## start Supplied material

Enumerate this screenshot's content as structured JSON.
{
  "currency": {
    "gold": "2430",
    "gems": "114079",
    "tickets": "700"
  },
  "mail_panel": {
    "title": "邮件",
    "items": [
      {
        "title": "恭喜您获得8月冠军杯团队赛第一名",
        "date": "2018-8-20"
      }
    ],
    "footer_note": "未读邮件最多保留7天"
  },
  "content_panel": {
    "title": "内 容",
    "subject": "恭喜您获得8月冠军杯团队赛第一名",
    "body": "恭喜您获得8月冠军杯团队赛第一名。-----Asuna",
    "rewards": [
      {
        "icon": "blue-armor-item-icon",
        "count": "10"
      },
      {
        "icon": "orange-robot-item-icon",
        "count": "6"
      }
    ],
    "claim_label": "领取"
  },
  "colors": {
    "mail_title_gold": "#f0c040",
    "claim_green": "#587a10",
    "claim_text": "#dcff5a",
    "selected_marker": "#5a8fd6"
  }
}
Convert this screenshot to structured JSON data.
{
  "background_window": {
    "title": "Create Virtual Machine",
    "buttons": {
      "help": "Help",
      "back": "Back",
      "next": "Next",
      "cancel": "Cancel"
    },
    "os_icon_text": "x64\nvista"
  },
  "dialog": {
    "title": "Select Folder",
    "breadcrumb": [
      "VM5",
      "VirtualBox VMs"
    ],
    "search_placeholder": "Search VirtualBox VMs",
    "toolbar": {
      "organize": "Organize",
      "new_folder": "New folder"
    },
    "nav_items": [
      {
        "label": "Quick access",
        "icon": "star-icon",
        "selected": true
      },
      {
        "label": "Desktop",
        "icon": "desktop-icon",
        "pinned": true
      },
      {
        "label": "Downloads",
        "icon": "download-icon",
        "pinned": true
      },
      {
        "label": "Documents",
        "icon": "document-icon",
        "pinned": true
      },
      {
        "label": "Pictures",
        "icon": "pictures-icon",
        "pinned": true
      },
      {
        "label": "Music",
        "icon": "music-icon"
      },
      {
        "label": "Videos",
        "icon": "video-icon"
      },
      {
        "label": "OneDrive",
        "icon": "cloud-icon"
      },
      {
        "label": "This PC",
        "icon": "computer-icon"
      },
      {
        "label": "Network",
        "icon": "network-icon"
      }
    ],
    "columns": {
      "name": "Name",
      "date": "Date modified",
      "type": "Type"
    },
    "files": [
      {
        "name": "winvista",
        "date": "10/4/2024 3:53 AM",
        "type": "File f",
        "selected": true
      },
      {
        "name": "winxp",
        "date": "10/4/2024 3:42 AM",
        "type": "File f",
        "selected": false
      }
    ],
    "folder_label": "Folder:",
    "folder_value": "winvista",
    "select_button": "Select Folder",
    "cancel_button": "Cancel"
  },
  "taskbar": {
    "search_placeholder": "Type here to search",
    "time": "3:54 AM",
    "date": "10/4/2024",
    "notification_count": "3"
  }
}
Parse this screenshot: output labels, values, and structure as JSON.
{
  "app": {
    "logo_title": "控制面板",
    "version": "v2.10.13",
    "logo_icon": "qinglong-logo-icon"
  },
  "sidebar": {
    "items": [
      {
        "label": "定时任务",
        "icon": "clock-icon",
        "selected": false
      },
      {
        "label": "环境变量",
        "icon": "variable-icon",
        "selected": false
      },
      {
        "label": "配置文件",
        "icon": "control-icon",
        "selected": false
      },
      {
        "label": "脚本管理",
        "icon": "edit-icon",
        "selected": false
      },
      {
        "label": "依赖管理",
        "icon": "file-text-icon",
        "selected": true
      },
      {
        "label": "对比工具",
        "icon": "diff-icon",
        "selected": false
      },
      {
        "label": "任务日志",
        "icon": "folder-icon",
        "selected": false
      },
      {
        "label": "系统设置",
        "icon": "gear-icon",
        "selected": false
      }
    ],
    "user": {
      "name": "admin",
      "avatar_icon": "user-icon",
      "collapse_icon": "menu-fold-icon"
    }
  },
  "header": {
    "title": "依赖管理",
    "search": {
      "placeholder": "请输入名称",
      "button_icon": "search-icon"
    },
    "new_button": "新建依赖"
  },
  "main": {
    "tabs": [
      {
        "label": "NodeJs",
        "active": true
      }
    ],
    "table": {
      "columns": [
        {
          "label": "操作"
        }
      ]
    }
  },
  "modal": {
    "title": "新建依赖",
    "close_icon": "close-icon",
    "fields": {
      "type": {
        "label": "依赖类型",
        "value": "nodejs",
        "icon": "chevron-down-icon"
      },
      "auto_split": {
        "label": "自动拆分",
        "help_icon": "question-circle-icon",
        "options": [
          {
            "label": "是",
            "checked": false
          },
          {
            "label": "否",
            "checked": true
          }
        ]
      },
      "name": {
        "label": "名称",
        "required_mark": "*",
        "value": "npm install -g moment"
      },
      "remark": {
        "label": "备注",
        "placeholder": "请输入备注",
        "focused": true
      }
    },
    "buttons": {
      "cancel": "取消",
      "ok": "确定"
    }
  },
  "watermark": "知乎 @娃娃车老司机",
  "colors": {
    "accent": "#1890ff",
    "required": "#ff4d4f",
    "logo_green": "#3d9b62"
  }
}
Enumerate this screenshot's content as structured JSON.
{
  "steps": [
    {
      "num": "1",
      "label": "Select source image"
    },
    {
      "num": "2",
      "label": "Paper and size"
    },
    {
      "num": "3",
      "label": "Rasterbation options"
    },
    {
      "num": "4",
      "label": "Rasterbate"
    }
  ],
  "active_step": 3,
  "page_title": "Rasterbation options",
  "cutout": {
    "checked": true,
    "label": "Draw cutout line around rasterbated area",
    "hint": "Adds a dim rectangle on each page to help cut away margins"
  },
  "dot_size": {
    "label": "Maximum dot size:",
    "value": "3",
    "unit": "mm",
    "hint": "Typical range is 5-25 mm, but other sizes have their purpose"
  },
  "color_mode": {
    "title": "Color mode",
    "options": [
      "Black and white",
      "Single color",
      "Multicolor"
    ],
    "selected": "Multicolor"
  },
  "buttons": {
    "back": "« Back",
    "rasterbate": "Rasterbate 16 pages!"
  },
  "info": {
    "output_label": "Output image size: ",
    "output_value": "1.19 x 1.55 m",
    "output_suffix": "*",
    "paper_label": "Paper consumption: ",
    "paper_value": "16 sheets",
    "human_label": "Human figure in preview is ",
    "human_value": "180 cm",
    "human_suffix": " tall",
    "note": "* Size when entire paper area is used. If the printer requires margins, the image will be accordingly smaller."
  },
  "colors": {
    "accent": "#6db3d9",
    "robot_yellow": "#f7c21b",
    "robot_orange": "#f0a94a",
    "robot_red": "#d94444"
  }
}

## end Supplied material

*Exercise task:*
Return the entries above exactly, each one complete.

*Final answer:*
Enumerate this screenshot's content as structured JSON.
{
  "currency": {
    "gold": "2430",
    "gems": "114079",
    "tickets": "700"
  },
  "mail_panel": {
    "title": "邮件",
    "items": [
      {
        "title": "恭喜您获得8月冠军杯团队赛第一名",
        "date": "2018-8-20"
      }
    ],
    "footer_note": "未读邮件最多保留7天"
  },
  "content_panel": {
    "title": "内 容",
    "subject": "恭喜您获得8月冠军杯团队赛第一名",
    "body": "恭喜您获得8月冠军杯团队赛第一名。-----Asuna",
    "rewards": [
      {
        "icon": "blue-armor-item-icon",
        "count": "10"
      },
      {
        "icon": "orange-robot-item-icon",
        "count": "6"
      }
    ],
    "claim_label": "领取"
  },
  "colors": {
    "mail_title_gold": "#f0c040",
    "claim_green": "#587a10",
    "claim_text": "#dcff5a",
    "selected_marker": "#5a8fd6"
  }
}
Convert this screenshot to structured JSON data.
{
  "background_window": {
    "title": "Create Virtual Machine",
    "buttons": {
      "help": "Help",
      "back": "Back",
      "next": "Next",
      "cancel": "Cancel"
    },
    "os_icon_text": "x64\nvista"
  },
  "dialog": {
    "title": "Select Folder",
    "breadcrumb": [
      "VM5",
      "VirtualBox VMs"
    ],
    "search_placeholder": "Search VirtualBox VMs",
    "toolbar": {
      "organize": "Organize",
      "new_folder": "New folder"
    },
    "nav_items": [
      {
        "label": "Quick access",
        "icon": "star-icon",
        "selected": true
      },
      {
        "label": "Desktop",
        "icon": "desktop-icon",
        "pinned": true
      },
      {
        "label": "Downloads",
        "icon": "download-icon",
        "pinned": true
      },
      {
        "label": "Documents",
        "icon": "document-icon",
        "pinned": true
      },
      {
        "label": "Pictures",
        "icon": "pictures-icon",
        "pinned": true
      },
      {
        "label": "Music",
        "icon": "music-icon"
      },
      {
        "label": "Videos",
        "icon": "video-icon"
      },
      {
        "label": "OneDrive",
        "icon": "cloud-icon"
      },
      {
        "label": "This PC",
        "icon": "computer-icon"
      },
      {
        "label": "Network",
        "icon": "network-icon"
      }
    ],
    "columns": {
      "name": "Name",
      "date": "Date modified",
      "type": "Type"
    },
    "files": [
      {
        "name": "winvista",
        "date": "10/4/2024 3:53 AM",
        "type": "File f",
        "selected": true
      },
      {
        "name": "winxp",
        "date": "10/4/2024 3:42 AM",
        "type": "File f",
        "selected": false
      }
    ],
    "folder_label": "Folder:",
    "folder_value": "winvista",
    "select_button": "Select Folder",
    "cancel_button": "Cancel"
  },
  "taskbar": {
    "search_placeholder": "Type here to search",
    "time": "3:54 AM",
    "date": "10/4/2024",
    "notification_count": "3"
  }
}
Parse this screenshot: output labels, values, and structure as JSON.
{
  "app": {
    "logo_title": "控制面板",
    "version": "v2.10.13",
    "logo_icon": "qinglong-logo-icon"
  },
  "sidebar": {
    "items": [
      {
        "label": "定时任务",
        "icon": "clock-icon",
        "selected": false
      },
      {
        "label": "环境变量",
        "icon": "variable-icon",
        "selected": false
      },
      {
        "label": "配置文件",
        "icon": "control-icon",
        "selected": false
      },
      {
        "label": "脚本管理",
        "icon": "edit-icon",
        "selected": false
      },
      {
        "label": "依赖管理",
        "icon": "file-text-icon",
        "selected": true
      },
      {
        "label": "对比工具",
        "icon": "diff-icon",
        "selected": false
      },
      {
        "label": "任务日志",
        "icon": "folder-icon",
        "selected": false
      },
      {
        "label": "系统设置",
        "icon": "gear-icon",
        "selected": false
      }
    ],
    "user": {
      "name": "admin",
      "avatar_icon": "user-icon",
      "collapse_icon": "menu-fold-icon"
    }
  },
  "header": {
    "title": "依赖管理",
    "search": {
      "placeholder": "请输入名称",
      "button_icon": "search-icon"
    },
    "new_button": "新建依赖"
  },
  "main": {
    "tabs": [
      {
        "label": "NodeJs",
        "active": true
      }
    ],
    "table": {
      "columns": [
        {
          "label": "操作"
        }
      ]
    }
  },
  "modal": {
    "title": "新建依赖",
    "close_icon": "close-icon",
    "fields": {
      "type": {
        "label": "依赖类型",
        "value": "nodejs",
        "icon": "chevron-down-icon"
      },
      "auto_split": {
        "label": "自动拆分",
        "help_icon": "question-circle-icon",
        "options": [
          {
            "label": "是",
            "checked": false
          },
          {
            "label": "否",
            "checked": true
          }
        ]
      },
      "name": {
        "label": "名称",
        "required_mark": "*",
        "value": "npm install -g moment"
      },
      "remark": {
        "label": "备注",
        "placeholder": "请输入备注",
        "focused": true
      }
    },
    "buttons": {
      "cancel": "取消",
      "ok": "确定"
    }
  },
  "watermark": "知乎 @娃娃车老司机",
  "colors": {
    "accent": "#1890ff",
    "required": "#ff4d4f",
    "logo_green": "#3d9b62"
  }
}
Enumerate this screenshot's content as structured JSON.
{
  "steps": [
    {
      "num": "1",
      "label": "Select source image"
    },
    {
      "num": "2",
      "label": "Paper and size"
    },
    {
      "num": "3",
      "label": "Rasterbation options"
    },
    {
      "num": "4",
      "label": "Rasterbate"
    }
  ],
  "active_step": 3,
  "page_title": "Rasterbation options",
  "cutout": {
    "checked": true,
    "label": "Draw cutout line around rasterbated area",
    "hint": "Adds a dim rectangle on each page to help cut away margins"
  },
  "dot_size": {
    "label": "Maximum dot size:",
    "value": "3",
    "unit": "mm",
    "hint": "Typical range is 5-25 mm, but other sizes have their purpose"
  },
  "color_mode": {
    "title": "Color mode",
    "options": [
      "Black and white",
      "Single color",
      "Multicolor"
    ],
    "selected": "Multicolor"
  },
  "buttons": {
    "back": "« Back",
    "rasterbate": "Rasterbate 16 pages!"
  },
  "info": {
    "output_label": "Output image size: ",
    "output_value": "1.19 x 1.55 m",
    "output_suffix": "*",
    "paper_label": "Paper consumption: ",
    "paper_value": "16 sheets",
    "human_label": "Human figure in preview is ",
    "human_value": "180 cm",
    "human_suffix": " tall",
    "note": "* Size when entire paper area is used. If the printer requires margins, the image will be accordingly smaller."
  },
  "colors": {
    "accent": "#6db3d9",
    "robot_yellow": "#f7c21b",
    "robot_orange": "#f0a94a",
    "robot_red": "#d94444"
  }
}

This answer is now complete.